## What the exercise asks
Gather up every line that includes the string "Eigenhändige".
+++
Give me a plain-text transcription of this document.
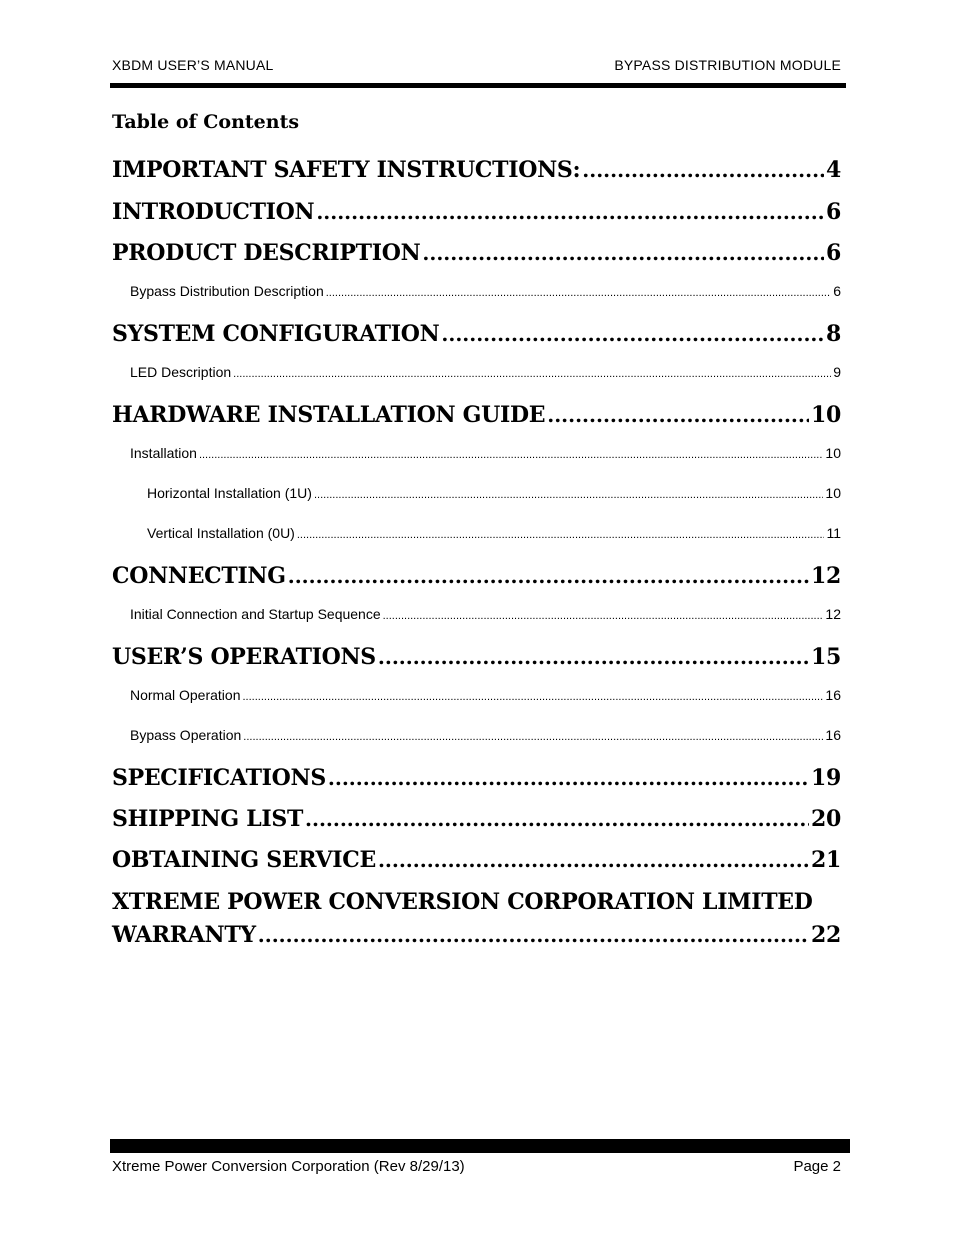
XBDM USER’S MANUAL	BYPASS DISTRIBUTION MODULE
Table of Contents
IMPORTANT SAFETY INSTRUCTIONS: .....	4
INTRODUCTION .....	6
PRODUCT DESCRIPTION .....	6
Bypass Distribution Description .....	6
SYSTEM CONFIGURATION .....	8
LED Description .....	9
HARDWARE INSTALLATION GUIDE .....	10
Installation .....	10
Horizontal Installation (1U) .....	10
Vertical Installation (0U) .....	11
CONNECTING .....	12
Initial Connection and Startup Sequence .....	12
USER’S OPERATIONS .....	15
Normal Operation .....	16
Bypass Operation .....	16
SPECIFICATIONS .....	19
SHIPPING LIST .....	20
OBTAINING SERVICE .....	21
XTREME POWER CONVERSION CORPORATION LIMITED
WARRANTY .....	22
Xtreme Power Conversion Corporation (Rev 8/29/13)	Page 2
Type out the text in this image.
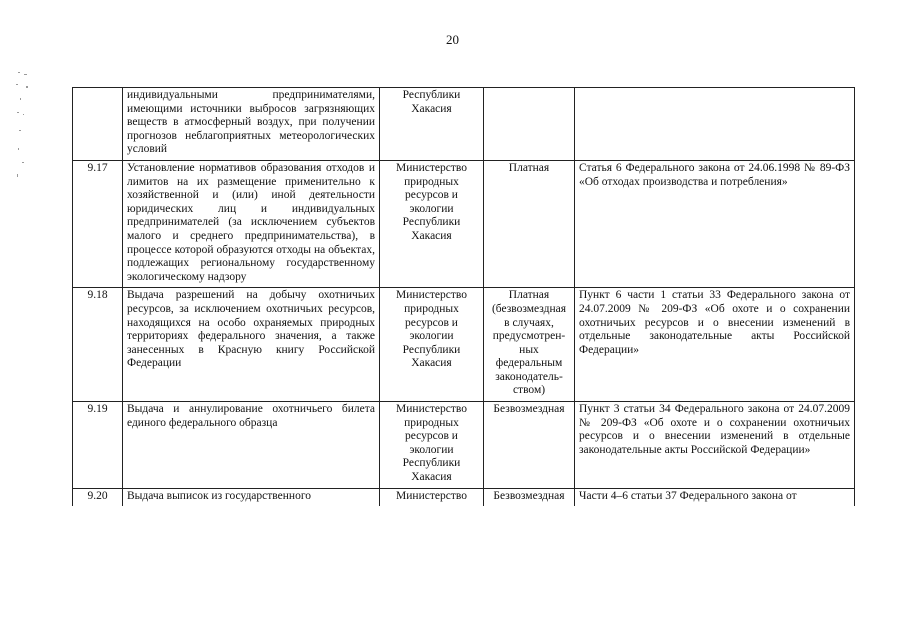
20
	индивидуальными предпринимателями, имеющими источники выбросов загрязняющих веществ в атмосферный воздух, при получении прогнозов неблагоприятных метеорологических условий	Республики Хакасия		
9.17	Установление нормативов образования отходов и лимитов на их размещение применительно к хозяйственной и (или) иной деятельности юридических лиц и индивидуальных предпринимателей (за исключением субъектов малого и среднего предпринимательства), в процессе которой образуются отходы на объектах, подлежащих региональному государственному экологическому надзору	Министерство природных ресурсов и экологии Республики Хакасия	Платная	Статья 6 Федерального закона от 24.06.1998 № 89-ФЗ «Об отходах производства и потребления»
9.18	Выдача разрешений на добычу охотничьих ресурсов, за исключением охотничьих ресурсов, находящихся на особо охраняемых природных территориях федерального значения, а также занесенных в Красную книгу Российской Федерации	Министерство природных ресурсов и экологии Республики Хакасия	Платная (безвозмездная в случаях, предусмотрен-ных федеральным законодатель-ством)	Пункт 6 части 1 статьи 33 Федерального закона от 24.07.2009 № 209-ФЗ «Об охоте и о сохранении охотничьих ресурсов и о внесении изменений в отдельные законодательные акты Российской Федерации»
9.19	Выдача и аннулирование охотничьего билета единого федерального образца	Министерство природных ресурсов и экологии Республики Хакасия	Безвозмездная	Пункт 3 статьи 34 Федерального закона от 24.07.2009 № 209-ФЗ «Об охоте и о сохранении охотничьих ресурсов и о внесении изменений в отдельные законодательные акты Российской Федерации»
9.20	Выдача выписок из государственного	Министерство	Безвозмездная	Части 4–6 статьи 37 Федерального закона от
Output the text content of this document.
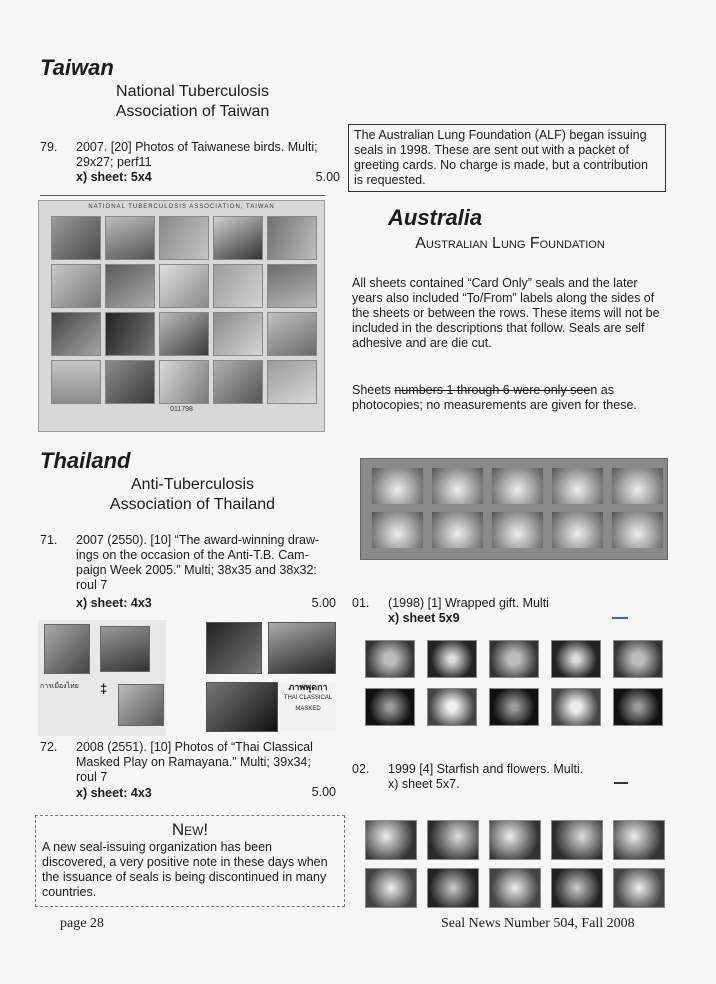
Taiwan
National Tuberculosis
Association of Taiwan
79. 2007. [20] Photos of Taiwanese birds. Multi;
29x27; perf11
x) sheet: 5x4	5.00
NATIONAL TUBERCULOSIS ASSOCIATION, TAIWAN
011798
The Australian Lung Foundation (ALF) began issuing seals in 1998. These are sent out with a packet of greeting cards. No charge is made, but a contribution is requested.
Australia
Australian Lung Foundation
All sheets contained “Card Only” seals and the later years also included “To/From” labels along the sides of the sheets or between the rows. These items will not be included in the descriptions that follow. Seals are self adhesive and are die cut.
Sheets numbers 1 through 6 were only seen as photocopies; no measurements are given for these.
01. (1998) [1] Wrapped gift. Multi
x) sheet 5x9
02. 1999 [4] Starfish and flowers. Multi.
x) sheet 5x7.
Thailand
Anti-Tuberculosis
Association of Thailand
71. 2007 (2550). [10] “The award-winning draw-
ings on the occasion of the Anti-T.B. Cam-
paign Week 2005.” Multi; 38x35 and 38x32:
roul 7
x) sheet: 4x3	5.00
การเมื่องไทย	‡	ภาพพุดกา
THAI CLASSICAL MASKED
72. 2008 (2551). [10] Photos of “Thai Classical
Masked Play on Ramayana.” Multi; 39x34;
roul 7
x) sheet: 4x3	5.00
New!
A new seal-issuing organization has been discovered, a very positive note in these days when the issuance of seals is being discontinued in many countries.
page 28	Seal News Number 504, Fall 2008
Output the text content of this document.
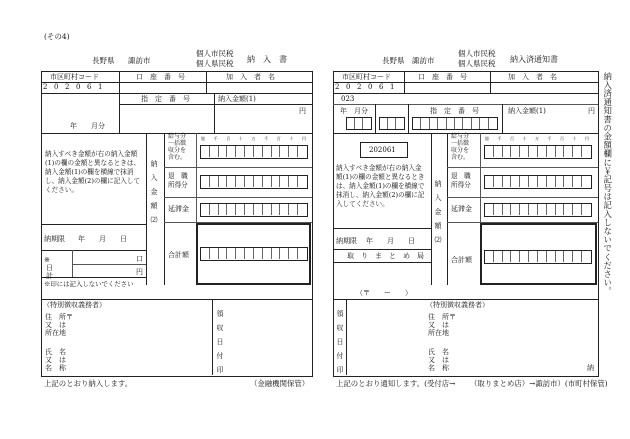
(その4)
長野県 諏訪市
個人市民税
個人県民税 納　入　書
市区町村コード	口　座　番　号	加　入　者　名
2 0 2 0 6 1
指　定　番　号	納入金額(1)
円
年　　月分
納入すべき金額が右の納入金額(1)の欄の金額と異なるときは、納入金額(1)の欄を横線で抹消し、納入金額(2)の欄に記入してください。	納　入　金　額　⑵
給与分
一括徴
収分を
含む。
退　職
所得分
延滞金
合計額
億 千 百 十 万 千 百 十 円
納期限 年　　月　　日
※
日
計
口
円
※印には記入しないでください
（特別徴収義務者）
住　所〒
又　は
所在地
氏　名
又　は
名　称	領　収　日　付　印
上記のとおり納入します。	（金融機関保管）
長野県 諏訪市
個人市民税
個人県民税 納入済通知書
市区町村コード	口　座　番　号	加　入　者　名
2 0 2 0 6 1
023
年　月分	指　定　番　号	納入金額(1)	円
202061
納入すべき金額が右の納入金額(1)の欄の金額と異なるときは、納入金額(1)の欄を横線で抹消し、納入金額(2)の欄に記入してください。	納　入　金　額　⑵
給与分
一括徴
収分を
含む。
退　職
所得分
延滞金
合計額
億 千 百 十 万 千 百 十 円
納期限 年　　月　　日
取　り　ま　と　め　局
（〒　　ー　　）
領　収　日　付　印
（特別徴収義務者）
住　所〒
又　は
所在地
氏　名
又　は
名　称	納
納入済通知書の金額欄に￥記号は記入しないでください。
上記のとおり通知します。(受付店→ （取りまとめ店）→諏訪市）(市町村保管)
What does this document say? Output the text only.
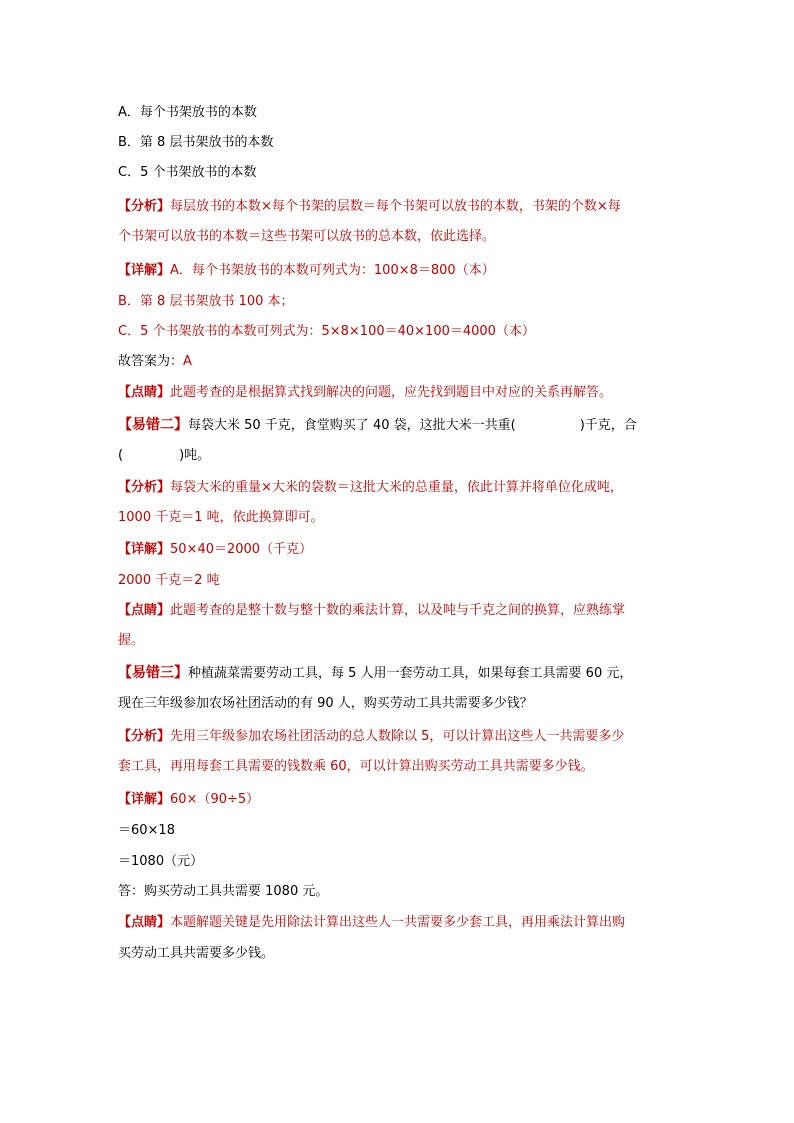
A．每个书架放书的本数
B．第 8 层书架放书的本数
C．5 个书架放书的本数
【分析】每层放书的本数×每个书架的层数＝每个书架可以放书的本数，书架的个数×每
个书架可以放书的本数＝这些书架可以放书的总本数，依此选择。
【详解】A．每个书架放书的本数可列式为：100×8＝800（本）
B．第 8 层书架放书 100 本；
C．5 个书架放书的本数可列式为：5×8×100＝40×100＝4000（本）
故答案为：A
【点睛】此题考查的是根据算式找到解决的问题，应先找到题目中对应的关系再解答。
【易错二】每袋大米 50 千克，食堂购买了 40 袋，这批大米一共重(	)千克，合
(	)吨。
【分析】每袋大米的重量×大米的袋数＝这批大米的总重量，依此计算并将单位化成吨，
1000 千克＝1 吨，依此换算即可。
【详解】50×40＝2000（千克）
2000 千克＝2 吨
【点睛】此题考查的是整十数与整十数的乘法计算，以及吨与千克之间的换算，应熟练掌
握。
【易错三】种植蔬菜需要劳动工具，每 5 人用一套劳动工具，如果每套工具需要 60 元，
现在三年级参加农场社团活动的有 90 人，购买劳动工具共需要多少钱？
【分析】先用三年级参加农场社团活动的总人数除以 5，可以计算出这些人一共需要多少
套工具，再用每套工具需要的钱数乘 60，可以计算出购买劳动工具共需要多少钱。
【详解】60×（90÷5）
＝60×18
＝1080（元）
答：购买劳动工具共需要 1080 元。
【点睛】本题解题关键是先用除法计算出这些人一共需要多少套工具，再用乘法计算出购
买劳动工具共需要多少钱。
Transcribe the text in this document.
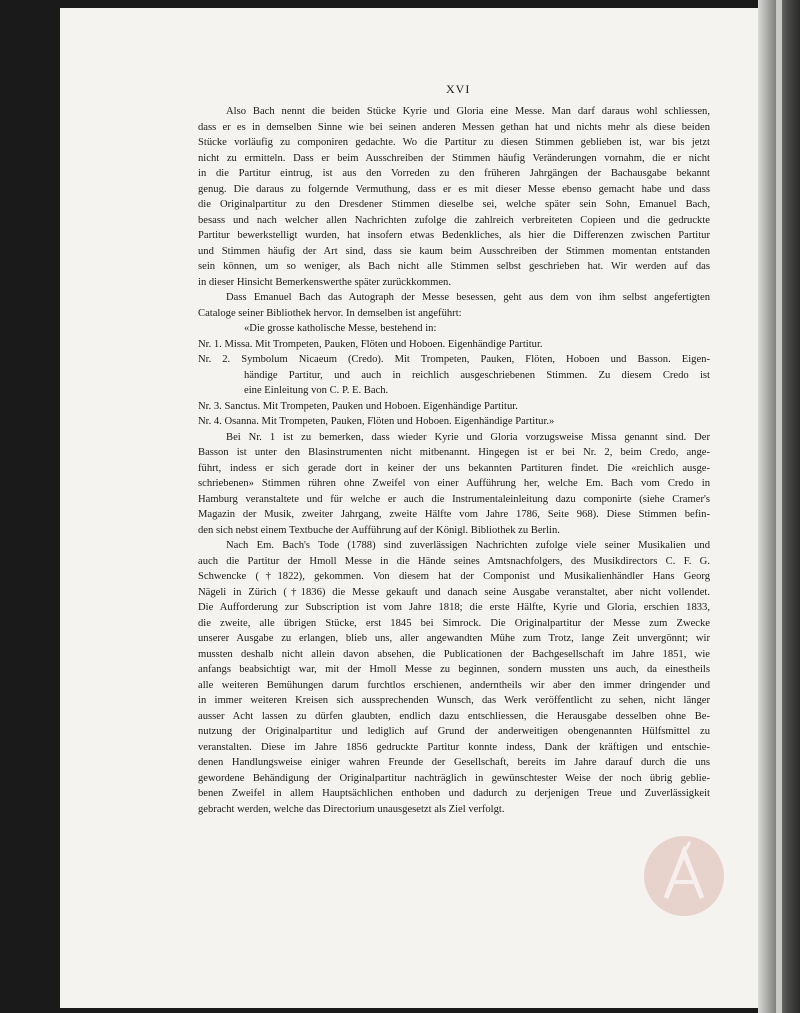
XVI
Also Bach nennt die beiden Stücke Kyrie und Gloria eine Messe. Man darf daraus wohl schliessen,
dass er es in demselben Sinne wie bei seinen anderen Messen gethan hat und nichts mehr als diese beiden
Stücke vorläufig zu componiren gedachte. Wo die Partitur zu diesen Stimmen geblieben ist, war bis jetzt
nicht zu ermitteln. Dass er beim Ausschreiben der Stimmen häufig Veränderungen vornahm, die er nicht
in die Partitur eintrug, ist aus den Vorreden zu den früheren Jahrgängen der Bachausgabe bekannt
genug. Die daraus zu folgernde Vermuthung, dass er es mit dieser Messe ebenso gemacht habe und dass
die Originalpartitur zu den Dresdener Stimmen dieselbe sei, welche später sein Sohn, Emanuel Bach,
besass und nach welcher allen Nachrichten zufolge die zahlreich verbreiteten Copieen und die gedruckte
Partitur bewerkstelligt wurden, hat insofern etwas Bedenkliches, als hier die Differenzen zwischen Partitur
und Stimmen häufig der Art sind, dass sie kaum beim Ausschreiben der Stimmen momentan entstanden
sein können, um so weniger, als Bach nicht alle Stimmen selbst geschrieben hat. Wir werden auf das
in dieser Hinsicht Bemerkenswerthe später zurückkommen.
Dass Emanuel Bach das Autograph der Messe besessen, geht aus dem von ihm selbst angefertigten
Cataloge seiner Bibliothek hervor. In demselben ist angeführt:
«Die grosse katholische Messe, bestehend in:
Nr. 1. Missa. Mit Trompeten, Pauken, Flöten und Hoboen. Eigenhändige Partitur.
Nr. 2. Symbolum Nicaeum (Credo). Mit Trompeten, Pauken, Flöten, Hoboen und Basson. Eigen-
händige Partitur, und auch in reichlich ausgeschriebenen Stimmen. Zu diesem Credo ist
eine Einleitung von C. P. E. Bach.
Nr. 3. Sanctus. Mit Trompeten, Pauken und Hoboen. Eigenhändige Partitur.
Nr. 4. Osanna. Mit Trompeten, Pauken, Flöten und Hoboen. Eigenhändige Partitur.»
Bei Nr. 1 ist zu bemerken, dass wieder Kyrie und Gloria vorzugsweise Missa genannt sind. Der
Basson ist unter den Blasinstrumenten nicht mitbenannt. Hingegen ist er bei Nr. 2, beim Credo, ange-
führt, indess er sich gerade dort in keiner der uns bekannten Partituren findet. Die «reichlich ausge-
schriebenen» Stimmen rühren ohne Zweifel von einer Aufführung her, welche Em. Bach vom Credo in
Hamburg veranstaltete und für welche er auch die Instrumentaleinleitung dazu componirte (siehe Cramer's
Magazin der Musik, zweiter Jahrgang, zweite Hälfte vom Jahre 1786, Seite 968). Diese Stimmen befin-
den sich nebst einem Textbuche der Aufführung auf der Königl. Bibliothek zu Berlin.
Nach Em. Bach's Tode (1788) sind zuverlässigen Nachrichten zufolge viele seiner Musikalien und
auch die Partitur der Hmoll Messe in die Hände seines Amtsnachfolgers, des Musikdirectors C. F. G.
Schwencke (†1822), gekommen. Von diesem hat der Componist und Musikalienhändler Hans Georg
Nägeli in Zürich (†1836) die Messe gekauft und danach seine Ausgabe veranstaltet, aber nicht vollendet.
Die Aufforderung zur Subscription ist vom Jahre 1818; die erste Hälfte, Kyrie und Gloria, erschien 1833,
die zweite, alle übrigen Stücke, erst 1845 bei Simrock. Die Originalpartitur der Messe zum Zwecke
unserer Ausgabe zu erlangen, blieb uns, aller angewandten Mühe zum Trotz, lange Zeit unvergönnt; wir
mussten deshalb nicht allein davon absehen, die Publicationen der Bachgesellschaft im Jahre 1851, wie
anfangs beabsichtigt war, mit der Hmoll Messe zu beginnen, sondern mussten uns auch, da einestheils
alle weiteren Bemühungen darum furchtlos erschienen, anderntheils wir aber den immer dringender und
in immer weiteren Kreisen sich aussprechenden Wunsch, das Werk veröffentlicht zu sehen, nicht länger
ausser Acht lassen zu dürfen glaubten, endlich dazu entschliessen, die Herausgabe desselben ohne Be-
nutzung der Originalpartitur und lediglich auf Grund der anderweitigen obengenannten Hülfsmittel zu
veranstalten. Diese im Jahre 1856 gedruckte Partitur konnte indess, Dank der kräftigen und entschie-
denen Handlungsweise einiger wahren Freunde der Gesellschaft, bereits im Jahre darauf durch die uns
gewordene Behändigung der Originalpartitur nachträglich in gewünschtester Weise der noch übrig geblie-
benen Zweifel in allem Hauptsächlichen enthoben und dadurch zu derjenigen Treue und Zuverlässigkeit
gebracht werden, welche das Directorium unausgesetzt als Ziel verfolgt.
+++
## Solution to this task
Nr. 1. Missa. Mit Trompeten, Pauken, Flöten und Hoboen. Eigenhändige Partitur.
Nr. 3. Sanctus. Mit Trompeten, Pauken und Hoboen. Eigenhändige Partitur.
Nr. 4. Osanna. Mit Trompeten, Pauken, Flöten und Hoboen. Eigenhändige Partitur.»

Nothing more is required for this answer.